(Collected data entries)
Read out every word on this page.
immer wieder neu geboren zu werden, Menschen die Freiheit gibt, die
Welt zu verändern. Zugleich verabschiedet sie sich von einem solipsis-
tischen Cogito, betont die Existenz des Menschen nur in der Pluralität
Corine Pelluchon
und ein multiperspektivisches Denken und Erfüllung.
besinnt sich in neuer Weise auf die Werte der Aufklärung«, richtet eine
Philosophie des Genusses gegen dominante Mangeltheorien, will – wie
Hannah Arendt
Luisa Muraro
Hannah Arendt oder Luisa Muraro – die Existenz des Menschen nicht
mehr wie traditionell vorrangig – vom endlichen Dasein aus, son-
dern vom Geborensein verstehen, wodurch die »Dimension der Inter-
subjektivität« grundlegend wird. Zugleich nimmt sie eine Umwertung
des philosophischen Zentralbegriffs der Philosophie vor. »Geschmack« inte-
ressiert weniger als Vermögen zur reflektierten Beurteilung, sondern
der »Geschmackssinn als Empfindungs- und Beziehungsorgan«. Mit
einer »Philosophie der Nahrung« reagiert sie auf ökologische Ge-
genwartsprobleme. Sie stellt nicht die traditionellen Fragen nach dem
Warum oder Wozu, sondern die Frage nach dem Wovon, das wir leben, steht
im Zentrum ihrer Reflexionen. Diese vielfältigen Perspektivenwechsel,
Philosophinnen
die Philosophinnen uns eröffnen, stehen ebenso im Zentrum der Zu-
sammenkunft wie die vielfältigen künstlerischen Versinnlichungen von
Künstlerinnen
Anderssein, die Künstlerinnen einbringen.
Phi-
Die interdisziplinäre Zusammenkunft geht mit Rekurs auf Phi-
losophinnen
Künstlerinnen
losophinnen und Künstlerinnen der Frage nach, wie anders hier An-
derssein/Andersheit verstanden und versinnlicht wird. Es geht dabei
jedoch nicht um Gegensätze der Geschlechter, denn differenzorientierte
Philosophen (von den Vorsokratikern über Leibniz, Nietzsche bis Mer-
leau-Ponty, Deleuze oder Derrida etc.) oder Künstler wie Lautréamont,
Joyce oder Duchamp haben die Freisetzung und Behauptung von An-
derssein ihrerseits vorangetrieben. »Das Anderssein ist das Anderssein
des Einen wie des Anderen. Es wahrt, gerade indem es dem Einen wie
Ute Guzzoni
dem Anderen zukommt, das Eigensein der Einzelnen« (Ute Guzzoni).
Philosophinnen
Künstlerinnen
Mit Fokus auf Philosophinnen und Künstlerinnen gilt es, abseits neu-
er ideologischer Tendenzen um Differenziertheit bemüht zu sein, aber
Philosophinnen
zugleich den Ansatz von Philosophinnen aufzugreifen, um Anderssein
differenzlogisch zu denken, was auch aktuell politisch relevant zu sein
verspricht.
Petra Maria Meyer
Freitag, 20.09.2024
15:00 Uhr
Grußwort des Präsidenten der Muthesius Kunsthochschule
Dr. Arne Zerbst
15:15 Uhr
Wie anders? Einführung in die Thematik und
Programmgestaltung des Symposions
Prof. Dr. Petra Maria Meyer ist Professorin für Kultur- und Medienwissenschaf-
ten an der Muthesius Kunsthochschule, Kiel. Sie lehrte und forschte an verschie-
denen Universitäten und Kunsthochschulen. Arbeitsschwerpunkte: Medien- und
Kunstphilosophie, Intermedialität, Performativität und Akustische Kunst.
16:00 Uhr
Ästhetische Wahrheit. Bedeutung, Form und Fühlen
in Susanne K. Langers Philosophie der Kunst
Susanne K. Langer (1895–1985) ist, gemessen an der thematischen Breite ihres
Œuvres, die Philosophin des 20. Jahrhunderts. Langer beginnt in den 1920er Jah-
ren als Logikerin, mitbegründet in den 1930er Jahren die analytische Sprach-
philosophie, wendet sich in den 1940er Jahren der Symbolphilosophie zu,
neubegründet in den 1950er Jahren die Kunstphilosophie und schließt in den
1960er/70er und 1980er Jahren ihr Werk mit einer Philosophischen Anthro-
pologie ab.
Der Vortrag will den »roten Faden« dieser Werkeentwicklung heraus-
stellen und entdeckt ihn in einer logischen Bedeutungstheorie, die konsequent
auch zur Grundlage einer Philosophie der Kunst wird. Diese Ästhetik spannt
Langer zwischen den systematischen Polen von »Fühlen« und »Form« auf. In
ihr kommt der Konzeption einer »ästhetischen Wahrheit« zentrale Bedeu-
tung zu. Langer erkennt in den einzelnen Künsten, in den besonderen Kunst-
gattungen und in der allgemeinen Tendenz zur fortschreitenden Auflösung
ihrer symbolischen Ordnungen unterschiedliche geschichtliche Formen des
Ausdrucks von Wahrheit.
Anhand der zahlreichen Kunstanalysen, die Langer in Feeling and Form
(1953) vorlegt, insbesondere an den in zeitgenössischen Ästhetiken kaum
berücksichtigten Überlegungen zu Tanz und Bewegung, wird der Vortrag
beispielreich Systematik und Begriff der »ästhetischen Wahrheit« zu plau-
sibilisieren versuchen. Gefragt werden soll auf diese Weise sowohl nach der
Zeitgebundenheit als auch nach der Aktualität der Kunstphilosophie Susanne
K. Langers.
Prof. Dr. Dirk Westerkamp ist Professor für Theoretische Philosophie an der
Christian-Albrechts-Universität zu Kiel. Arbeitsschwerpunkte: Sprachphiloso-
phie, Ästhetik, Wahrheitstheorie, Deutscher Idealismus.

Exercise instructions
Copy out the data shown above without altering anything.

Output
Read out every word on this page.
immer wieder neu geboren zu werden, Menschen die Freiheit gibt, die
Welt zu verändern. Zugleich verabschiedet sie sich von einem solipsis-
tischen Cogito, betont die Existenz des Menschen nur in der Pluralität
Corine Pelluchon
und ein multiperspektivisches Denken und Erfüllung.
besinnt sich in neuer Weise auf die Werte der Aufklärung«, richtet eine
Philosophie des Genusses gegen dominante Mangeltheorien, will – wie
Hannah Arendt
Luisa Muraro
Hannah Arendt oder Luisa Muraro – die Existenz des Menschen nicht
mehr wie traditionell vorrangig – vom endlichen Dasein aus, son-
dern vom Geborensein verstehen, wodurch die »Dimension der Inter-
subjektivität« grundlegend wird. Zugleich nimmt sie eine Umwertung
des philosophischen Zentralbegriffs der Philosophie vor. »Geschmack« inte-
ressiert weniger als Vermögen zur reflektierten Beurteilung, sondern
der »Geschmackssinn als Empfindungs- und Beziehungsorgan«. Mit
einer »Philosophie der Nahrung« reagiert sie auf ökologische Ge-
genwartsprobleme. Sie stellt nicht die traditionellen Fragen nach dem
Warum oder Wozu, sondern die Frage nach dem Wovon, das wir leben, steht
im Zentrum ihrer Reflexionen. Diese vielfältigen Perspektivenwechsel,
Philosophinnen
die Philosophinnen uns eröffnen, stehen ebenso im Zentrum der Zu-
sammenkunft wie die vielfältigen künstlerischen Versinnlichungen von
Künstlerinnen
Anderssein, die Künstlerinnen einbringen.
Phi-
Die interdisziplinäre Zusammenkunft geht mit Rekurs auf Phi-
losophinnen
Künstlerinnen
losophinnen und Künstlerinnen der Frage nach, wie anders hier An-
derssein/Andersheit verstanden und versinnlicht wird. Es geht dabei
jedoch nicht um Gegensätze der Geschlechter, denn differenzorientierte
Philosophen (von den Vorsokratikern über Leibniz, Nietzsche bis Mer-
leau-Ponty, Deleuze oder Derrida etc.) oder Künstler wie Lautréamont,
Joyce oder Duchamp haben die Freisetzung und Behauptung von An-
derssein ihrerseits vorangetrieben. »Das Anderssein ist das Anderssein
des Einen wie des Anderen. Es wahrt, gerade indem es dem Einen wie
Ute Guzzoni
dem Anderen zukommt, das Eigensein der Einzelnen« (Ute Guzzoni).
Philosophinnen
Künstlerinnen
Mit Fokus auf Philosophinnen und Künstlerinnen gilt es, abseits neu-
er ideologischer Tendenzen um Differenziertheit bemüht zu sein, aber
Philosophinnen
zugleich den Ansatz von Philosophinnen aufzugreifen, um Anderssein
differenzlogisch zu denken, was auch aktuell politisch relevant zu sein
verspricht.
Petra Maria Meyer
Freitag, 20.09.2024
15:00 Uhr
Grußwort des Präsidenten der Muthesius Kunsthochschule
Dr. Arne Zerbst
15:15 Uhr
Wie anders? Einführung in die Thematik und
Programmgestaltung des Symposions
Prof. Dr. Petra Maria Meyer ist Professorin für Kultur- und Medienwissenschaf-
ten an der Muthesius Kunsthochschule, Kiel. Sie lehrte und forschte an verschie-
denen Universitäten und Kunsthochschulen. Arbeitsschwerpunkte: Medien- und
Kunstphilosophie, Intermedialität, Performativität und Akustische Kunst.
16:00 Uhr
Ästhetische Wahrheit. Bedeutung, Form und Fühlen
in Susanne K. Langers Philosophie der Kunst
Susanne K. Langer (1895–1985) ist, gemessen an der thematischen Breite ihres
Œuvres, die Philosophin des 20. Jahrhunderts. Langer beginnt in den 1920er Jah-
ren als Logikerin, mitbegründet in den 1930er Jahren die analytische Sprach-
philosophie, wendet sich in den 1940er Jahren der Symbolphilosophie zu,
neubegründet in den 1950er Jahren die Kunstphilosophie und schließt in den
1960er/70er und 1980er Jahren ihr Werk mit einer Philosophischen Anthro-
pologie ab.
Der Vortrag will den »roten Faden« dieser Werkeentwicklung heraus-
stellen und entdeckt ihn in einer logischen Bedeutungstheorie, die konsequent
auch zur Grundlage einer Philosophie der Kunst wird. Diese Ästhetik spannt
Langer zwischen den systematischen Polen von »Fühlen« und »Form« auf. In
ihr kommt der Konzeption einer »ästhetischen Wahrheit« zentrale Bedeu-
tung zu. Langer erkennt in den einzelnen Künsten, in den besonderen Kunst-
gattungen und in der allgemeinen Tendenz zur fortschreitenden Auflösung
ihrer symbolischen Ordnungen unterschiedliche geschichtliche Formen des
Ausdrucks von Wahrheit.
Anhand der zahlreichen Kunstanalysen, die Langer in Feeling and Form
(1953) vorlegt, insbesondere an den in zeitgenössischen Ästhetiken kaum
berücksichtigten Überlegungen zu Tanz und Bewegung, wird der Vortrag
beispielreich Systematik und Begriff der »ästhetischen Wahrheit« zu plau-
sibilisieren versuchen. Gefragt werden soll auf diese Weise sowohl nach der
Zeitgebundenheit als auch nach der Aktualität der Kunstphilosophie Susanne
K. Langers.
Prof. Dr. Dirk Westerkamp ist Professor für Theoretische Philosophie an der
Christian-Albrechts-Universität zu Kiel. Arbeitsschwerpunkte: Sprachphiloso-
phie, Ästhetik, Wahrheitstheorie, Deutscher Idealismus.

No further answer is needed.